Each image should be skipped while the records are restated word for word.

DATA FOR THIS TASK below:

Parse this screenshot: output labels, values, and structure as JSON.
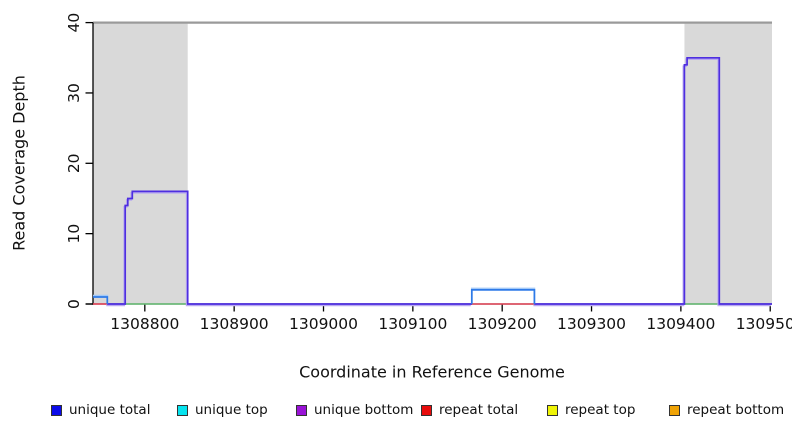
{
  "chart_data": {
    "type": "line",
    "title": "",
    "xlabel": "Coordinate in Reference Genome",
    "ylabel": "Read Coverage Depth",
    "xlim": [
      1308742,
      1309502
    ],
    "ylim": [
      0,
      40
    ],
    "x_ticks": [
      1308800,
      1308900,
      1309000,
      1309100,
      1309200,
      1309300,
      1309400,
      1309500
    ],
    "y_ticks": [
      0,
      10,
      20,
      30,
      40
    ],
    "grid": false,
    "masked_regions": [
      {
        "from": 1308742,
        "to": 1308848
      },
      {
        "from": 1309404,
        "to": 1309502
      }
    ],
    "clip_line_y": 40,
    "series": [
      {
        "name": "repeat total baseline segments",
        "color": "#e8485c",
        "width": 1.6,
        "paths": [
          [
            [
              1308742,
              0
            ],
            [
              1308758,
              0
            ]
          ],
          [
            [
              1309166,
              0
            ],
            [
              1309236,
              0
            ]
          ]
        ]
      },
      {
        "name": "baseline green segments",
        "color": "#6cc47a",
        "width": 1.6,
        "paths": [
          [
            [
              1308778,
              0
            ],
            [
              1308848,
              0
            ]
          ],
          [
            [
              1309404,
              0
            ],
            [
              1309443,
              0
            ]
          ]
        ]
      },
      {
        "name": "unique bottom",
        "color": "#4e2fe0",
        "width": 1.7,
        "echo_color": "#b9aaf0",
        "echo_dx": -1,
        "echo_dy": 1.4,
        "paths": [
          [
            [
              1308758,
              0
            ],
            [
              1308778,
              0
            ],
            [
              1308778,
              14
            ],
            [
              1308781,
              14
            ],
            [
              1308781,
              15
            ],
            [
              1308786,
              15
            ],
            [
              1308786,
              16
            ],
            [
              1308848,
              16
            ],
            [
              1308848,
              0
            ],
            [
              1309166,
              0
            ]
          ],
          [
            [
              1309236,
              0
            ],
            [
              1309404,
              0
            ],
            [
              1309404,
              34
            ],
            [
              1309407,
              34
            ],
            [
              1309407,
              35
            ],
            [
              1309443,
              35
            ],
            [
              1309443,
              0
            ],
            [
              1309502,
              0
            ]
          ]
        ]
      },
      {
        "name": "unique total",
        "color": "#2e7ae8",
        "width": 1.7,
        "echo_color": "#a3c9f7",
        "echo_dx": 0,
        "echo_dy": -1.4,
        "paths": [
          [
            [
              1308742,
              1
            ],
            [
              1308758,
              1
            ],
            [
              1308758,
              0
            ]
          ],
          [
            [
              1309166,
              0
            ],
            [
              1309166,
              2
            ],
            [
              1309236,
              2
            ],
            [
              1309236,
              0
            ]
          ]
        ]
      }
    ],
    "legend": [
      {
        "label": "unique total",
        "fill": "#0b0bea"
      },
      {
        "label": "unique top",
        "fill": "#06e3ee"
      },
      {
        "label": "unique bottom",
        "fill": "#9913d6"
      },
      {
        "label": "repeat total",
        "fill": "#e80c0c"
      },
      {
        "label": "repeat top",
        "fill": "#eff406"
      },
      {
        "label": "repeat bottom",
        "fill": "#efa306"
      }
    ],
    "colors": {
      "masked_region": "#d9d9d9",
      "clip_line": "#9a9a9a",
      "axis": "#000000"
    }
  }
}
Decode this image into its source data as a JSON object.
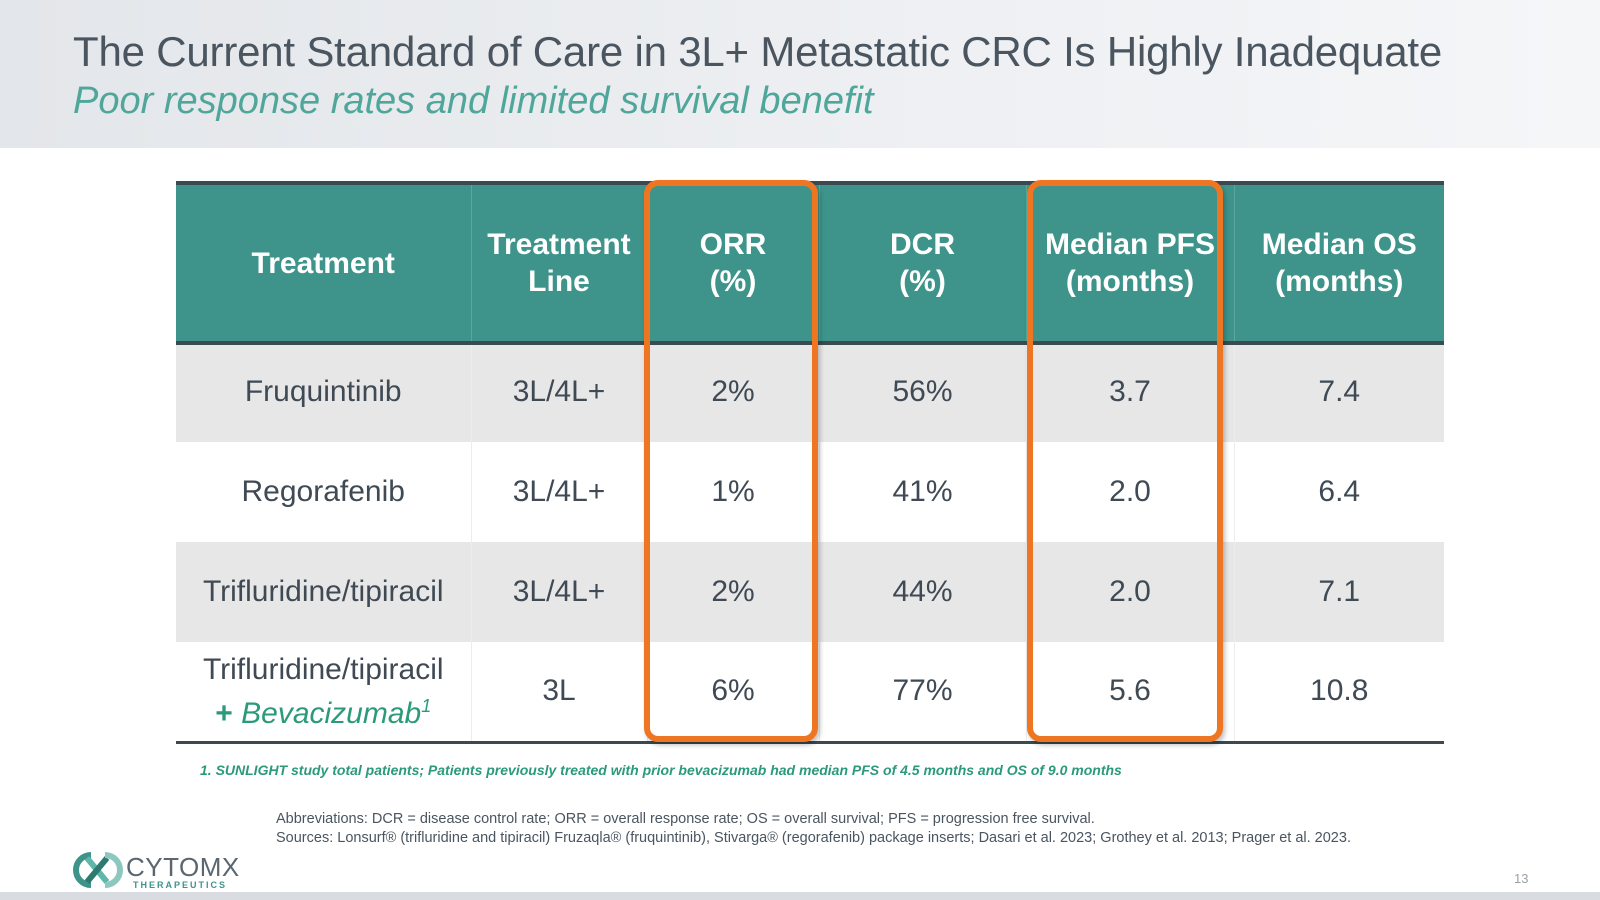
{
  "header": {
    "title": "The Current Standard of Care in 3L+ Metastatic CRC Is Highly Inadequate",
    "subtitle": "Poor response rates and limited survival benefit"
  },
  "table": {
    "columns": [
      {
        "line1": "Treatment",
        "line2": ""
      },
      {
        "line1": "Treatment",
        "line2": "Line"
      },
      {
        "line1": "ORR",
        "line2": "(%)"
      },
      {
        "line1": "DCR",
        "line2": "(%)"
      },
      {
        "line1": "Median PFS",
        "line2": "(months)"
      },
      {
        "line1": "Median OS",
        "line2": "(months)"
      }
    ],
    "rows": [
      {
        "treatment": "Fruquintinib",
        "treatment_extra": "",
        "line": "3L/4L+",
        "orr": "2%",
        "dcr": "56%",
        "pfs": "3.7",
        "os": "7.4"
      },
      {
        "treatment": "Regorafenib",
        "treatment_extra": "",
        "line": "3L/4L+",
        "orr": "1%",
        "dcr": "41%",
        "pfs": "2.0",
        "os": "6.4"
      },
      {
        "treatment": "Trifluridine/tipiracil",
        "treatment_extra": "",
        "line": "3L/4L+",
        "orr": "2%",
        "dcr": "44%",
        "pfs": "2.0",
        "os": "7.1"
      },
      {
        "treatment": "Trifluridine/tipiracil",
        "treatment_extra_plus": "+",
        "treatment_extra": "Bevacizumab",
        "treatment_extra_sup": "1",
        "line": "3L",
        "orr": "6%",
        "dcr": "77%",
        "pfs": "5.6",
        "os": "10.8"
      }
    ],
    "highlight_color": "#ee7622",
    "header_color": "#3e948a"
  },
  "footnote": "1. SUNLIGHT study total patients; Patients previously treated with prior bevacizumab had median PFS of 4.5 months and OS of 9.0 months",
  "abbreviations": "Abbreviations: DCR = disease control rate; ORR = overall response rate; OS = overall survival; PFS = progression free survival.",
  "sources": "Sources: Lonsurf® (trifluridine and tipiracil) Fruzaqla® (fruquintinib), Stivarga® (regorafenib) package inserts; Dasari et al. 2023; Grothey et al. 2013; Prager et al. 2023.",
  "logo": {
    "name": "CYTOMX",
    "sub": "THERAPEUTICS",
    "icon": "cytomx-logo-icon"
  },
  "page_number": "13"
}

End of DATA FOR THIS TASK.

**RESPONSE FOR THIS EXERCISE**
Parse this screenshot: output labels, values, and structure as JSON.
{
  "chart_data": {
    "type": "line",
    "title": "",
    "xlabel": "Coordinate in Reference Genome",
    "ylabel": "Read Coverage Depth",
    "xlim": [
      1308742,
      1309502
    ],
    "ylim": [
      0,
      40
    ],
    "x_ticks": [
      1308800,
      1308900,
      1309000,
      1309100,
      1309200,
      1309300,
      1309400,
      1309500
    ],
    "y_ticks": [
      0,
      10,
      20,
      30,
      40
    ],
    "grid": false,
    "masked_regions": [
      {
        "from": 1308742,
        "to": 1308848
      },
      {
        "from": 1309404,
        "to": 1309502
      }
    ],
    "clip_line_y": 40,
    "series": [
      {
        "name": "repeat total baseline segments",
        "color": "#e8485c",
        "width": 1.6,
        "paths": [
          [
            [
              1308742,
              0
            ],
            [
              1308758,
              0
            ]
          ],
          [
            [
              1309166,
              0
            ],
            [
              1309236,
              0
            ]
          ]
        ]
      },
      {
        "name": "baseline green segments",
        "color": "#6cc47a",
        "width": 1.6,
        "paths": [
          [
            [
              1308778,
              0
            ],
            [
              1308848,
              0
            ]
          ],
          [
            [
              1309404,
              0
            ],
            [
              1309443,
              0
            ]
          ]
        ]
      },
      {
        "name": "unique bottom",
        "color": "#4e2fe0",
        "width": 1.7,
        "echo_color": "#b9aaf0",
        "echo_dx": -1,
        "echo_dy": 1.4,
        "paths": [
          [
            [
              1308758,
              0
            ],
            [
              1308778,
              0
            ],
            [
              1308778,
              14
            ],
            [
              1308781,
              14
            ],
            [
              1308781,
              15
            ],
            [
              1308786,
              15
            ],
            [
              1308786,
              16
            ],
            [
              1308848,
              16
            ],
            [
              1308848,
              0
            ],
            [
              1309166,
              0
            ]
          ],
          [
            [
              1309236,
              0
            ],
            [
              1309404,
              0
            ],
            [
              1309404,
              34
            ],
            [
              1309407,
              34
            ],
            [
              1309407,
              35
            ],
            [
              1309443,
              35
            ],
            [
              1309443,
              0
            ],
            [
              1309502,
              0
            ]
          ]
        ]
      },
      {
        "name": "unique total",
        "color": "#2e7ae8",
        "width": 1.7,
        "echo_color": "#a3c9f7",
        "echo_dx": 0,
        "echo_dy": -1.4,
        "paths": [
          [
            [
              1308742,
              1
            ],
            [
              1308758,
              1
            ],
            [
              1308758,
              0
            ]
          ],
          [
            [
              1309166,
              0
            ],
            [
              1309166,
              2
            ],
            [
              1309236,
              2
            ],
            [
              1309236,
              0
            ]
          ]
        ]
      }
    ],
    "legend": [
      {
        "label": "unique total",
        "fill": "#0b0bea"
      },
      {
        "label": "unique top",
        "fill": "#06e3ee"
      },
      {
        "label": "unique bottom",
        "fill": "#9913d6"
      },
      {
        "label": "repeat total",
        "fill": "#e80c0c"
      },
      {
        "label": "repeat top",
        "fill": "#eff406"
      },
      {
        "label": "repeat bottom",
        "fill": "#efa306"
      }
    ],
    "colors": {
      "masked_region": "#d9d9d9",
      "clip_line": "#9a9a9a",
      "axis": "#000000"
    }
  }
}
Decode this image into its source data as a JSON object.
{
  "header": {
    "title": "The Current Standard of Care in 3L+ Metastatic CRC Is Highly Inadequate",
    "subtitle": "Poor response rates and limited survival benefit"
  },
  "table": {
    "columns": [
      {
        "line1": "Treatment",
        "line2": ""
      },
      {
        "line1": "Treatment",
        "line2": "Line"
      },
      {
        "line1": "ORR",
        "line2": "(%)"
      },
      {
        "line1": "DCR",
        "line2": "(%)"
      },
      {
        "line1": "Median PFS",
        "line2": "(months)"
      },
      {
        "line1": "Median OS",
        "line2": "(months)"
      }
    ],
    "rows": [
      {
        "treatment": "Fruquintinib",
        "treatment_extra": "",
        "line": "3L/4L+",
        "orr": "2%",
        "dcr": "56%",
        "pfs": "3.7",
        "os": "7.4"
      },
      {
        "treatment": "Regorafenib",
        "treatment_extra": "",
        "line": "3L/4L+",
        "orr": "1%",
        "dcr": "41%",
        "pfs": "2.0",
        "os": "6.4"
      },
      {
        "treatment": "Trifluridine/tipiracil",
        "treatment_extra": "",
        "line": "3L/4L+",
        "orr": "2%",
        "dcr": "44%",
        "pfs": "2.0",
        "os": "7.1"
      },
      {
        "treatment": "Trifluridine/tipiracil",
        "treatment_extra_plus": "+",
        "treatment_extra": "Bevacizumab",
        "treatment_extra_sup": "1",
        "line": "3L",
        "orr": "6%",
        "dcr": "77%",
        "pfs": "5.6",
        "os": "10.8"
      }
    ],
    "highlight_color": "#ee7622",
    "header_color": "#3e948a"
  },
  "footnote": "1. SUNLIGHT study total patients; Patients previously treated with prior bevacizumab had median PFS of 4.5 months and OS of 9.0 months",
  "abbreviations": "Abbreviations: DCR = disease control rate; ORR = overall response rate; OS = overall survival; PFS = progression free survival.",
  "sources": "Sources: Lonsurf® (trifluridine and tipiracil) Fruzaqla® (fruquintinib), Stivarga® (regorafenib) package inserts; Dasari et al. 2023; Grothey et al. 2013; Prager et al. 2023.",
  "logo": {
    "name": "CYTOMX",
    "sub": "THERAPEUTICS",
    "icon": "cytomx-logo-icon"
  },
  "page_number": "13"
}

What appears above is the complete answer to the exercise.